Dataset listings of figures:
_ _ _ _

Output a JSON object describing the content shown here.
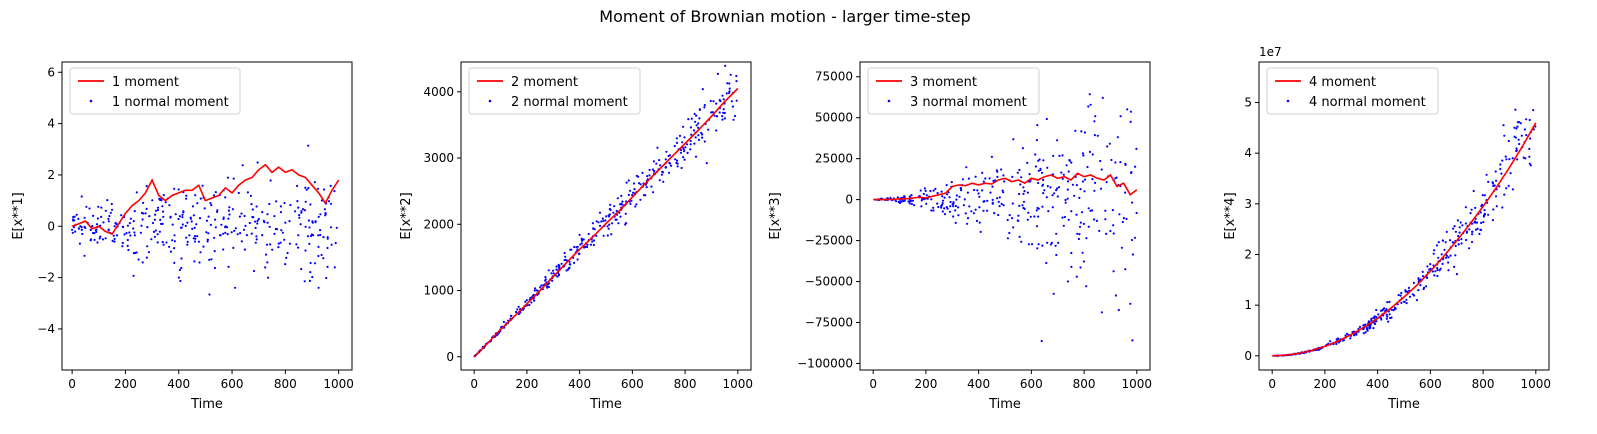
{
  "figure": {
    "title": "Moment of Brownian motion - larger time-step"
  },
  "colors": {
    "moment_line": "#ff0000",
    "normal_points": "#0000ff",
    "axes": "#000000",
    "background": "#ffffff"
  },
  "chart_data": [
    {
      "type": "line",
      "panel": 1,
      "xlabel": "Time",
      "ylabel": "E[x**1]",
      "xlim": [
        -38,
        1050
      ],
      "ylim": [
        -5.6,
        6.4
      ],
      "xticks": [
        0,
        200,
        400,
        600,
        800,
        1000
      ],
      "yticks": [
        -4,
        -2,
        0,
        2,
        4,
        6
      ],
      "ytick_labels": [
        "−4",
        "−2",
        "0",
        "2",
        "4",
        "6"
      ],
      "offset_label": "",
      "legend_position": "upper left",
      "series": [
        {
          "name": "1 moment",
          "kind": "line",
          "x": [
            0,
            25,
            50,
            75,
            100,
            125,
            150,
            175,
            200,
            225,
            250,
            275,
            300,
            325,
            350,
            375,
            400,
            425,
            450,
            475,
            500,
            525,
            550,
            575,
            600,
            625,
            650,
            675,
            700,
            725,
            750,
            775,
            800,
            825,
            850,
            875,
            900,
            925,
            950,
            975,
            1000
          ],
          "y": [
            0.0,
            0.1,
            0.2,
            -0.1,
            0.0,
            -0.2,
            -0.3,
            0.1,
            0.5,
            0.8,
            1.0,
            1.3,
            1.8,
            1.2,
            1.0,
            1.2,
            1.3,
            1.4,
            1.4,
            1.6,
            1.0,
            1.1,
            1.2,
            1.5,
            1.3,
            1.6,
            1.8,
            1.9,
            2.2,
            2.4,
            2.1,
            2.3,
            2.1,
            2.2,
            2.0,
            1.9,
            1.6,
            1.3,
            0.9,
            1.4,
            1.8
          ]
        },
        {
          "name": "1 normal moment",
          "kind": "scatter",
          "std_scale": [
            0.37,
            0.5
          ],
          "mean": 0,
          "count": 400
        }
      ]
    },
    {
      "type": "line",
      "panel": 2,
      "xlabel": "Time",
      "ylabel": "E[x**2]",
      "xlim": [
        -50,
        1050
      ],
      "ylim": [
        -200,
        4450
      ],
      "xticks": [
        0,
        200,
        400,
        600,
        800,
        1000
      ],
      "yticks": [
        0,
        1000,
        2000,
        3000,
        4000
      ],
      "ytick_labels": [
        "0",
        "1000",
        "2000",
        "3000",
        "4000"
      ],
      "offset_label": "",
      "legend_position": "upper left",
      "series": [
        {
          "name": "2 moment",
          "kind": "line",
          "x": [
            0,
            50,
            100,
            150,
            200,
            250,
            300,
            350,
            400,
            450,
            500,
            550,
            600,
            650,
            700,
            750,
            800,
            850,
            900,
            950,
            1000
          ],
          "y": [
            0,
            200,
            410,
            600,
            800,
            1000,
            1210,
            1420,
            1620,
            1810,
            2010,
            2200,
            2410,
            2620,
            2820,
            3020,
            3220,
            3420,
            3630,
            3850,
            4050
          ]
        },
        {
          "name": "2 normal moment",
          "kind": "scatter",
          "mean_slope": 4.05,
          "spread_scale": 220,
          "count": 400
        }
      ]
    },
    {
      "type": "line",
      "panel": 3,
      "xlabel": "Time",
      "ylabel": "E[x**3]",
      "xlim": [
        -50,
        1050
      ],
      "ylim": [
        -104000,
        84000
      ],
      "xticks": [
        0,
        200,
        400,
        600,
        800,
        1000
      ],
      "yticks": [
        -100000,
        -75000,
        -50000,
        -25000,
        0,
        25000,
        50000,
        75000
      ],
      "ytick_labels": [
        "−100000",
        "−75000",
        "−50000",
        "−25000",
        "0",
        "25000",
        "50000",
        "75000"
      ],
      "offset_label": "",
      "legend_position": "upper left",
      "series": [
        {
          "name": "3 moment",
          "kind": "line",
          "x": [
            0,
            25,
            50,
            75,
            100,
            125,
            150,
            175,
            200,
            225,
            250,
            275,
            300,
            325,
            350,
            375,
            400,
            425,
            450,
            475,
            500,
            525,
            550,
            575,
            600,
            625,
            650,
            675,
            700,
            725,
            750,
            775,
            800,
            825,
            850,
            875,
            900,
            925,
            950,
            975,
            1000
          ],
          "y": [
            0,
            0,
            0,
            200,
            500,
            500,
            1000,
            1500,
            1000,
            2000,
            3000,
            4000,
            8000,
            9000,
            8500,
            10000,
            9000,
            10000,
            9500,
            12000,
            13000,
            11000,
            12000,
            10000,
            13000,
            12000,
            14000,
            15000,
            13000,
            14000,
            12000,
            16000,
            14000,
            15000,
            13000,
            12000,
            15000,
            8000,
            10000,
            3000,
            6000
          ]
        },
        {
          "name": "3 normal moment",
          "kind": "scatter",
          "spread_scale": 38000,
          "count": 400
        }
      ]
    },
    {
      "type": "line",
      "panel": 4,
      "xlabel": "Time",
      "ylabel": "E[x**4]",
      "xlim": [
        -50,
        1050
      ],
      "ylim": [
        -2800000,
        58000000
      ],
      "xticks": [
        0,
        200,
        400,
        600,
        800,
        1000
      ],
      "yticks": [
        0,
        10000000,
        20000000,
        30000000,
        40000000,
        50000000
      ],
      "ytick_labels": [
        "0",
        "1",
        "2",
        "3",
        "4",
        "5"
      ],
      "offset_label": "1e7",
      "legend_position": "upper left",
      "series": [
        {
          "name": "4 moment",
          "kind": "line",
          "x": [
            0,
            50,
            100,
            150,
            200,
            250,
            300,
            350,
            400,
            450,
            500,
            550,
            600,
            650,
            700,
            750,
            800,
            850,
            900,
            950,
            1000
          ],
          "y": [
            0,
            120000,
            470000,
            1050000,
            1850000,
            2900000,
            4200000,
            5700000,
            7400000,
            9400000,
            11600000,
            14000000,
            16700000,
            19600000,
            22700000,
            26000000,
            29500000,
            33200000,
            37200000,
            41400000,
            46000000
          ]
        },
        {
          "name": "4 normal moment",
          "kind": "scatter",
          "mean_coefficient": 46,
          "spread_scale": 4200000,
          "count": 400
        }
      ]
    }
  ]
}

_ _ _ _

Repeat each entry exactly. Pictures do not belong in the copy.

--- Expected answer ---
Output a JSON object describing the content shown here.
{
  "figure": {
    "title": "Moment of Brownian motion - larger time-step"
  },
  "colors": {
    "moment_line": "#ff0000",
    "normal_points": "#0000ff",
    "axes": "#000000",
    "background": "#ffffff"
  },
  "chart_data": [
    {
      "type": "line",
      "panel": 1,
      "xlabel": "Time",
      "ylabel": "E[x**1]",
      "xlim": [
        -38,
        1050
      ],
      "ylim": [
        -5.6,
        6.4
      ],
      "xticks": [
        0,
        200,
        400,
        600,
        800,
        1000
      ],
      "yticks": [
        -4,
        -2,
        0,
        2,
        4,
        6
      ],
      "ytick_labels": [
        "−4",
        "−2",
        "0",
        "2",
        "4",
        "6"
      ],
      "offset_label": "",
      "legend_position": "upper left",
      "series": [
        {
          "name": "1 moment",
          "kind": "line",
          "x": [
            0,
            25,
            50,
            75,
            100,
            125,
            150,
            175,
            200,
            225,
            250,
            275,
            300,
            325,
            350,
            375,
            400,
            425,
            450,
            475,
            500,
            525,
            550,
            575,
            600,
            625,
            650,
            675,
            700,
            725,
            750,
            775,
            800,
            825,
            850,
            875,
            900,
            925,
            950,
            975,
            1000
          ],
          "y": [
            0.0,
            0.1,
            0.2,
            -0.1,
            0.0,
            -0.2,
            -0.3,
            0.1,
            0.5,
            0.8,
            1.0,
            1.3,
            1.8,
            1.2,
            1.0,
            1.2,
            1.3,
            1.4,
            1.4,
            1.6,
            1.0,
            1.1,
            1.2,
            1.5,
            1.3,
            1.6,
            1.8,
            1.9,
            2.2,
            2.4,
            2.1,
            2.3,
            2.1,
            2.2,
            2.0,
            1.9,
            1.6,
            1.3,
            0.9,
            1.4,
            1.8
          ]
        },
        {
          "name": "1 normal moment",
          "kind": "scatter",
          "std_scale": [
            0.37,
            0.5
          ],
          "mean": 0,
          "count": 400
        }
      ]
    },
    {
      "type": "line",
      "panel": 2,
      "xlabel": "Time",
      "ylabel": "E[x**2]",
      "xlim": [
        -50,
        1050
      ],
      "ylim": [
        -200,
        4450
      ],
      "xticks": [
        0,
        200,
        400,
        600,
        800,
        1000
      ],
      "yticks": [
        0,
        1000,
        2000,
        3000,
        4000
      ],
      "ytick_labels": [
        "0",
        "1000",
        "2000",
        "3000",
        "4000"
      ],
      "offset_label": "",
      "legend_position": "upper left",
      "series": [
        {
          "name": "2 moment",
          "kind": "line",
          "x": [
            0,
            50,
            100,
            150,
            200,
            250,
            300,
            350,
            400,
            450,
            500,
            550,
            600,
            650,
            700,
            750,
            800,
            850,
            900,
            950,
            1000
          ],
          "y": [
            0,
            200,
            410,
            600,
            800,
            1000,
            1210,
            1420,
            1620,
            1810,
            2010,
            2200,
            2410,
            2620,
            2820,
            3020,
            3220,
            3420,
            3630,
            3850,
            4050
          ]
        },
        {
          "name": "2 normal moment",
          "kind": "scatter",
          "mean_slope": 4.05,
          "spread_scale": 220,
          "count": 400
        }
      ]
    },
    {
      "type": "line",
      "panel": 3,
      "xlabel": "Time",
      "ylabel": "E[x**3]",
      "xlim": [
        -50,
        1050
      ],
      "ylim": [
        -104000,
        84000
      ],
      "xticks": [
        0,
        200,
        400,
        600,
        800,
        1000
      ],
      "yticks": [
        -100000,
        -75000,
        -50000,
        -25000,
        0,
        25000,
        50000,
        75000
      ],
      "ytick_labels": [
        "−100000",
        "−75000",
        "−50000",
        "−25000",
        "0",
        "25000",
        "50000",
        "75000"
      ],
      "offset_label": "",
      "legend_position": "upper left",
      "series": [
        {
          "name": "3 moment",
          "kind": "line",
          "x": [
            0,
            25,
            50,
            75,
            100,
            125,
            150,
            175,
            200,
            225,
            250,
            275,
            300,
            325,
            350,
            375,
            400,
            425,
            450,
            475,
            500,
            525,
            550,
            575,
            600,
            625,
            650,
            675,
            700,
            725,
            750,
            775,
            800,
            825,
            850,
            875,
            900,
            925,
            950,
            975,
            1000
          ],
          "y": [
            0,
            0,
            0,
            200,
            500,
            500,
            1000,
            1500,
            1000,
            2000,
            3000,
            4000,
            8000,
            9000,
            8500,
            10000,
            9000,
            10000,
            9500,
            12000,
            13000,
            11000,
            12000,
            10000,
            13000,
            12000,
            14000,
            15000,
            13000,
            14000,
            12000,
            16000,
            14000,
            15000,
            13000,
            12000,
            15000,
            8000,
            10000,
            3000,
            6000
          ]
        },
        {
          "name": "3 normal moment",
          "kind": "scatter",
          "spread_scale": 38000,
          "count": 400
        }
      ]
    },
    {
      "type": "line",
      "panel": 4,
      "xlabel": "Time",
      "ylabel": "E[x**4]",
      "xlim": [
        -50,
        1050
      ],
      "ylim": [
        -2800000,
        58000000
      ],
      "xticks": [
        0,
        200,
        400,
        600,
        800,
        1000
      ],
      "yticks": [
        0,
        10000000,
        20000000,
        30000000,
        40000000,
        50000000
      ],
      "ytick_labels": [
        "0",
        "1",
        "2",
        "3",
        "4",
        "5"
      ],
      "offset_label": "1e7",
      "legend_position": "upper left",
      "series": [
        {
          "name": "4 moment",
          "kind": "line",
          "x": [
            0,
            50,
            100,
            150,
            200,
            250,
            300,
            350,
            400,
            450,
            500,
            550,
            600,
            650,
            700,
            750,
            800,
            850,
            900,
            950,
            1000
          ],
          "y": [
            0,
            120000,
            470000,
            1050000,
            1850000,
            2900000,
            4200000,
            5700000,
            7400000,
            9400000,
            11600000,
            14000000,
            16700000,
            19600000,
            22700000,
            26000000,
            29500000,
            33200000,
            37200000,
            41400000,
            46000000
          ]
        },
        {
          "name": "4 normal moment",
          "kind": "scatter",
          "mean_coefficient": 46,
          "spread_scale": 4200000,
          "count": 400
        }
      ]
    }
  ]
}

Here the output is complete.